— BEGIN Data for the task —
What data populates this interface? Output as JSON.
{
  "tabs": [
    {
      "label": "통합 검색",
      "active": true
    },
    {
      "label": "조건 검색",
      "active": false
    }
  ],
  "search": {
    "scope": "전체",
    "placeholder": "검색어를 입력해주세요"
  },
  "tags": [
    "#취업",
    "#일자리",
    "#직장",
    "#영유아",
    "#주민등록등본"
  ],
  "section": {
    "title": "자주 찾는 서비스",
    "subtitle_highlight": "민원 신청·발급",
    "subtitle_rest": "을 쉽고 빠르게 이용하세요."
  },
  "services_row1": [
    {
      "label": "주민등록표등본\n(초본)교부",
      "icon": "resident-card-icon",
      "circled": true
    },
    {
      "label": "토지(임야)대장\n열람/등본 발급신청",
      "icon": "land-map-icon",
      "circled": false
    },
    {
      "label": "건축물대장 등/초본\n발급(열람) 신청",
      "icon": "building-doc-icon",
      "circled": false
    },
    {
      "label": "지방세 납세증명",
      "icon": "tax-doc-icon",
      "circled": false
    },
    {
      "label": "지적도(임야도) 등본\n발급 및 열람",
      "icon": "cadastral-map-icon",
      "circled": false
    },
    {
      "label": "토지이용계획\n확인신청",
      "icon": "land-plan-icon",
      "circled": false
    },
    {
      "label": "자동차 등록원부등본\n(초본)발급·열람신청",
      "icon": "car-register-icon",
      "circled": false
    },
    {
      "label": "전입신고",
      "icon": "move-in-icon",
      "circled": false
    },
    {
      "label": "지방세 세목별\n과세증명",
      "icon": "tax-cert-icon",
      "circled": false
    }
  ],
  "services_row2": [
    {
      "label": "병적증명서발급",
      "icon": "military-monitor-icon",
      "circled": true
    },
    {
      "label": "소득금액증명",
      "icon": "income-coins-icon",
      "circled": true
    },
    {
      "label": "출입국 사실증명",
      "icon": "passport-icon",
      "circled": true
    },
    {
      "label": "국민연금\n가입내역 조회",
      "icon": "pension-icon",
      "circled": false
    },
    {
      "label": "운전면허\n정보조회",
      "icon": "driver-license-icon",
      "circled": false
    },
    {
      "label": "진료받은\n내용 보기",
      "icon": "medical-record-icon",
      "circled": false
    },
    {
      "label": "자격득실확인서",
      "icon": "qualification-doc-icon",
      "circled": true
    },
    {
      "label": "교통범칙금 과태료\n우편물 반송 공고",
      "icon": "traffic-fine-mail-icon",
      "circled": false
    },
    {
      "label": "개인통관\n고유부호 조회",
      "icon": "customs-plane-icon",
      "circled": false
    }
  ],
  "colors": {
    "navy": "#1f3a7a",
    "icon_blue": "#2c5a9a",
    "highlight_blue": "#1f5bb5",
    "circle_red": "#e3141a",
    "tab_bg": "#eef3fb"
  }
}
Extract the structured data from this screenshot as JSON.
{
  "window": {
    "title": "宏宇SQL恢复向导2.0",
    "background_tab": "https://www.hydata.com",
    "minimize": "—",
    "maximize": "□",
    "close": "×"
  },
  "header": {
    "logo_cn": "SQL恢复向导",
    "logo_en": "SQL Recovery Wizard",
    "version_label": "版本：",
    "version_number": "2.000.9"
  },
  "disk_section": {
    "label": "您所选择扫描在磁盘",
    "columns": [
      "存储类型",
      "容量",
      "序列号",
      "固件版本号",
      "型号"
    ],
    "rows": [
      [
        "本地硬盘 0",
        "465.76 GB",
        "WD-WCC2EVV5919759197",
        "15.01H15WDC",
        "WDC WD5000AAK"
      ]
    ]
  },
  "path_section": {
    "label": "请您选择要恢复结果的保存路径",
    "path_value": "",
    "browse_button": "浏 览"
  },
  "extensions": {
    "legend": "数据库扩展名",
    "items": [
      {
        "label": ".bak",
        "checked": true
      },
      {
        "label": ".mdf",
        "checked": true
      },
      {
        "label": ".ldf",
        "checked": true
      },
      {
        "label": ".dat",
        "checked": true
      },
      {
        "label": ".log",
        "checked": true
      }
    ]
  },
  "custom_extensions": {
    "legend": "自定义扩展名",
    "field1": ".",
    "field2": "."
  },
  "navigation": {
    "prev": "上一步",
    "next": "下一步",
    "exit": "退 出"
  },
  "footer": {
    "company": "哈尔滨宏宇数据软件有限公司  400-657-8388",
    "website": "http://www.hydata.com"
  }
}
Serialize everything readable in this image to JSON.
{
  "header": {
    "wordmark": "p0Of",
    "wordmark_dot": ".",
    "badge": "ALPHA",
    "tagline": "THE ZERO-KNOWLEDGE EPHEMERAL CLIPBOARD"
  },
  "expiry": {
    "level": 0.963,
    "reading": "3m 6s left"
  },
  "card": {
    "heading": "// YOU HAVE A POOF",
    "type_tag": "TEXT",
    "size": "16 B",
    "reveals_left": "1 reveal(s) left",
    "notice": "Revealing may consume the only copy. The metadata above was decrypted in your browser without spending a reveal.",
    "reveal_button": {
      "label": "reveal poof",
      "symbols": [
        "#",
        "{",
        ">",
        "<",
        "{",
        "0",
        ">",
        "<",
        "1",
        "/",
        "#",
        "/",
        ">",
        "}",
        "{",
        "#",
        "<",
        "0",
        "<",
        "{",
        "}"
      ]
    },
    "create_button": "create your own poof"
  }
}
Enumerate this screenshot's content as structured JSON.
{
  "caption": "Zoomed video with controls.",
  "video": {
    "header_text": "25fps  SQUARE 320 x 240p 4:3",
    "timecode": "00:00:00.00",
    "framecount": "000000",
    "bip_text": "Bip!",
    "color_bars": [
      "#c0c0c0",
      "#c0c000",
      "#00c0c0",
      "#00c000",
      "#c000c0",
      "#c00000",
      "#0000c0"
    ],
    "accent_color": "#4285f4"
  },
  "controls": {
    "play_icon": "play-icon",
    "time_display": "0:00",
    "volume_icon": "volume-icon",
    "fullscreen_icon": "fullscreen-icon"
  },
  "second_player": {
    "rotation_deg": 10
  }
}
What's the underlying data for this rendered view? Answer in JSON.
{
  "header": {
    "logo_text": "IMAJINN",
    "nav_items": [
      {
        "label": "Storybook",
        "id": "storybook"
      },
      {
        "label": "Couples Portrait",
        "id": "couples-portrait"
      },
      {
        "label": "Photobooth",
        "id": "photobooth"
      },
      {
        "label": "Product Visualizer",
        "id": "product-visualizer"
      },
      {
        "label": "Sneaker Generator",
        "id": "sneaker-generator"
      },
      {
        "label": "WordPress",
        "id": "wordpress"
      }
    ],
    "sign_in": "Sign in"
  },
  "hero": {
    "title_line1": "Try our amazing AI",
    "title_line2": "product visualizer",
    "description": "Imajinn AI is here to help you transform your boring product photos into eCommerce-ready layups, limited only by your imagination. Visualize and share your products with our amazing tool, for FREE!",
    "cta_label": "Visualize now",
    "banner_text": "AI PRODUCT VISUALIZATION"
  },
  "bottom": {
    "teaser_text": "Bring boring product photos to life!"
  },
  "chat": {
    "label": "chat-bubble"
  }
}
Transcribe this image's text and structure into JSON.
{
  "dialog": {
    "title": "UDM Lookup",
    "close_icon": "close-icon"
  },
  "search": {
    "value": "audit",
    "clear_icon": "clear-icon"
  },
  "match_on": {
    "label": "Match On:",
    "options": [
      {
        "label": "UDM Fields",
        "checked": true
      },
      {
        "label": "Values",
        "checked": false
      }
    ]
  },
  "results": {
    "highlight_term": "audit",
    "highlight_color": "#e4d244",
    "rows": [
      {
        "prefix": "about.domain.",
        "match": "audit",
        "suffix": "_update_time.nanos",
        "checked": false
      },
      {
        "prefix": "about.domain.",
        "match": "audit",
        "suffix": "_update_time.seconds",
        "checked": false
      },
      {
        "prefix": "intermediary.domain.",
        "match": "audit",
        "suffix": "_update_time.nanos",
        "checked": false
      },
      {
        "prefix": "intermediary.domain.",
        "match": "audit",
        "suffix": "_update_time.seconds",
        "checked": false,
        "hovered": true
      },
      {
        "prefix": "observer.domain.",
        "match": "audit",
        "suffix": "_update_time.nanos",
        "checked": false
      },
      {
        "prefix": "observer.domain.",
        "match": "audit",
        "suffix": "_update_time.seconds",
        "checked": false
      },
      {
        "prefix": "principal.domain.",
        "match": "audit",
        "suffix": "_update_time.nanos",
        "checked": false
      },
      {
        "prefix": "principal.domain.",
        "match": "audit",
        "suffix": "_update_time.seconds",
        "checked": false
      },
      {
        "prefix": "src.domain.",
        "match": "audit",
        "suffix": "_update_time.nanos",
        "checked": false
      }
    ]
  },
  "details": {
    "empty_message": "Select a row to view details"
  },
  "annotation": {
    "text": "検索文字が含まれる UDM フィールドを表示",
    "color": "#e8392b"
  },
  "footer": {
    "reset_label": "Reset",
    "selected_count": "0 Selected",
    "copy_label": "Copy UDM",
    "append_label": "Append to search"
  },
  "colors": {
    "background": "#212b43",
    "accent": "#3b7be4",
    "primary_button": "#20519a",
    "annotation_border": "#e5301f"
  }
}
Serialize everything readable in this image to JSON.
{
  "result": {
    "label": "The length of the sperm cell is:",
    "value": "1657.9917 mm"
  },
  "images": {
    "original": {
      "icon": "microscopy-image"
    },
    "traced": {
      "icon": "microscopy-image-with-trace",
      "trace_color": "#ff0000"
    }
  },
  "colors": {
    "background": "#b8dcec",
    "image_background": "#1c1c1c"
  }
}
— END Data for the task —
*Task instructions:*
Search the entries for the word "JSON", then list each line that holds it.

*Result for this exercise:*
What data populates this interface? Output as JSON.
Extract the structured data from this screenshot as JSON.
Serialize everything readable in this image to JSON.
Enumerate this screenshot's content as structured JSON.
What's the underlying data for this rendered view? Answer in JSON.
Transcribe this image's text and structure into JSON.
Serialize everything readable in this image to JSON.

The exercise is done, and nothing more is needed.